§ The records:
────────────────────────────────────────

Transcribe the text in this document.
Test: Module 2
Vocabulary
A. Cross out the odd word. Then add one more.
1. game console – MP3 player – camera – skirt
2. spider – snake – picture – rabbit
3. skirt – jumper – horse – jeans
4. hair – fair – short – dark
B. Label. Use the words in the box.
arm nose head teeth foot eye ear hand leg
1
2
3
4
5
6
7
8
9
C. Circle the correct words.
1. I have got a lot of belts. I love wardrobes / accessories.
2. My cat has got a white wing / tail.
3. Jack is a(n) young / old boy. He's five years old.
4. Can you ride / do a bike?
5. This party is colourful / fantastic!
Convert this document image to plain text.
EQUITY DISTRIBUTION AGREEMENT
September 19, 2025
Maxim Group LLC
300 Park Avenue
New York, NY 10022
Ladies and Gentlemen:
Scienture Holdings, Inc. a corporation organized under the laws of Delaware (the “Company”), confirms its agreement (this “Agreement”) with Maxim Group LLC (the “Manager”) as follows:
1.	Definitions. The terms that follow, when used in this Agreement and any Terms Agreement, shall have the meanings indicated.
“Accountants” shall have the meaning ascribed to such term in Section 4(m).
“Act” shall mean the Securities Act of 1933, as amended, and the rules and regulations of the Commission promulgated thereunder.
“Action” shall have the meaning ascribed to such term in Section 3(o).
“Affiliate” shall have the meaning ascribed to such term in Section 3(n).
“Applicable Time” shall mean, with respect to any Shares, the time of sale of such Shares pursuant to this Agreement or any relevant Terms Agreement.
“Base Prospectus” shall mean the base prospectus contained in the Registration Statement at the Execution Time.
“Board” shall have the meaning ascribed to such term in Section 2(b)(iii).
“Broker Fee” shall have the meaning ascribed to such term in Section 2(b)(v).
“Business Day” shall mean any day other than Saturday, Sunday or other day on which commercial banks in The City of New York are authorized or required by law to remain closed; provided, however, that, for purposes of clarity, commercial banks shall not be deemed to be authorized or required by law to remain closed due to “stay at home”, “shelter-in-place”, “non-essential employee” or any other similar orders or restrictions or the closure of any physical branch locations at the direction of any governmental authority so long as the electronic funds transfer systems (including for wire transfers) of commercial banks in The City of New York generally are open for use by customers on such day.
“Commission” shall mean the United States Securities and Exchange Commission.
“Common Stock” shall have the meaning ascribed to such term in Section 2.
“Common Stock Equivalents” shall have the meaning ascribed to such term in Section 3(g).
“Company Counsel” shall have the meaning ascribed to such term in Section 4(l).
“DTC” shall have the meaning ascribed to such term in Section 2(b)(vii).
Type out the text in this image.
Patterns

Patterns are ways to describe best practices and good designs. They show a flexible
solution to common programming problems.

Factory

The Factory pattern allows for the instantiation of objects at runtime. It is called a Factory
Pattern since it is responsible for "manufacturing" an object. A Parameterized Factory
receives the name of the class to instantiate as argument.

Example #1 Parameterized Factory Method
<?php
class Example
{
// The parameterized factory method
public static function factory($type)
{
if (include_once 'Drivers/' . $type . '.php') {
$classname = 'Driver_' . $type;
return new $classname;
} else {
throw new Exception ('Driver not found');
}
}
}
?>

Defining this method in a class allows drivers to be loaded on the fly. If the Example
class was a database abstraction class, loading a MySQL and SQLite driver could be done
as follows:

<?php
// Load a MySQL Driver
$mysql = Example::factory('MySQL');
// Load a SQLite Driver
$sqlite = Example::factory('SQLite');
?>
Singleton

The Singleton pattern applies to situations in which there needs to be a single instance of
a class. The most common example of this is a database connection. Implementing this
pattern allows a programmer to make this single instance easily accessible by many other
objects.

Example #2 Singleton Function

────────────────────────────────────────

Return each line of the records above exactly as it reads.

Transcribe the text in this document.
Test: Module 2
Vocabulary
A. Cross out the odd word. Then add one more.
1. game console – MP3 player – camera – skirt
2. spider – snake – picture – rabbit
3. skirt – jumper – horse – jeans
4. hair – fair – short – dark
B. Label. Use the words in the box.
arm nose head teeth foot eye ear hand leg
1
2
3
4
5
6
7
8
9
C. Circle the correct words.
1. I have got a lot of belts. I love wardrobes / accessories.
2. My cat has got a white wing / tail.
3. Jack is a(n) young / old boy. He's five years old.
4. Can you ride / do a bike?
5. This party is colourful / fantastic!
Convert this document image to plain text.
EQUITY DISTRIBUTION AGREEMENT
September 19, 2025
Maxim Group LLC
300 Park Avenue
New York, NY 10022
Ladies and Gentlemen:
Scienture Holdings, Inc. a corporation organized under the laws of Delaware (the “Company”), confirms its agreement (this “Agreement”) with Maxim Group LLC (the “Manager”) as follows:
1.	Definitions. The terms that follow, when used in this Agreement and any Terms Agreement, shall have the meanings indicated.
“Accountants” shall have the meaning ascribed to such term in Section 4(m).
“Act” shall mean the Securities Act of 1933, as amended, and the rules and regulations of the Commission promulgated thereunder.
“Action” shall have the meaning ascribed to such term in Section 3(o).
“Affiliate” shall have the meaning ascribed to such term in Section 3(n).
“Applicable Time” shall mean, with respect to any Shares, the time of sale of such Shares pursuant to this Agreement or any relevant Terms Agreement.
“Base Prospectus” shall mean the base prospectus contained in the Registration Statement at the Execution Time.
“Board” shall have the meaning ascribed to such term in Section 2(b)(iii).
“Broker Fee” shall have the meaning ascribed to such term in Section 2(b)(v).
“Business Day” shall mean any day other than Saturday, Sunday or other day on which commercial banks in The City of New York are authorized or required by law to remain closed; provided, however, that, for purposes of clarity, commercial banks shall not be deemed to be authorized or required by law to remain closed due to “stay at home”, “shelter-in-place”, “non-essential employee” or any other similar orders or restrictions or the closure of any physical branch locations at the direction of any governmental authority so long as the electronic funds transfer systems (including for wire transfers) of commercial banks in The City of New York generally are open for use by customers on such day.
“Commission” shall mean the United States Securities and Exchange Commission.
“Common Stock” shall have the meaning ascribed to such term in Section 2.
“Common Stock Equivalents” shall have the meaning ascribed to such term in Section 3(g).
“Company Counsel” shall have the meaning ascribed to such term in Section 4(l).
“DTC” shall have the meaning ascribed to such term in Section 2(b)(vii).
Type out the text in this image.
Patterns

Patterns are ways to describe best practices and good designs. They show a flexible
solution to common programming problems.

Factory

The Factory pattern allows for the instantiation of objects at runtime. It is called a Factory
Pattern since it is responsible for "manufacturing" an object. A Parameterized Factory
receives the name of the class to instantiate as argument.

Example #1 Parameterized Factory Method
<?php
class Example
{
// The parameterized factory method
public static function factory($type)
{
if (include_once 'Drivers/' . $type . '.php') {
$classname = 'Driver_' . $type;
return new $classname;
} else {
throw new Exception ('Driver not found');
}
}
}
?>

Defining this method in a class allows drivers to be loaded on the fly. If the Example
class was a database abstraction class, loading a MySQL and SQLite driver could be done
as follows:

<?php
// Load a MySQL Driver
$mysql = Example::factory('MySQL');
// Load a SQLite Driver
$sqlite = Example::factory('SQLite');
?>
Singleton

The Singleton pattern applies to situations in which there needs to be a single instance of
a class. The most common example of this is a database connection. Implementing this
pattern allows a programmer to make this single instance easily accessible by many other
objects.

Example #2 Singleton Function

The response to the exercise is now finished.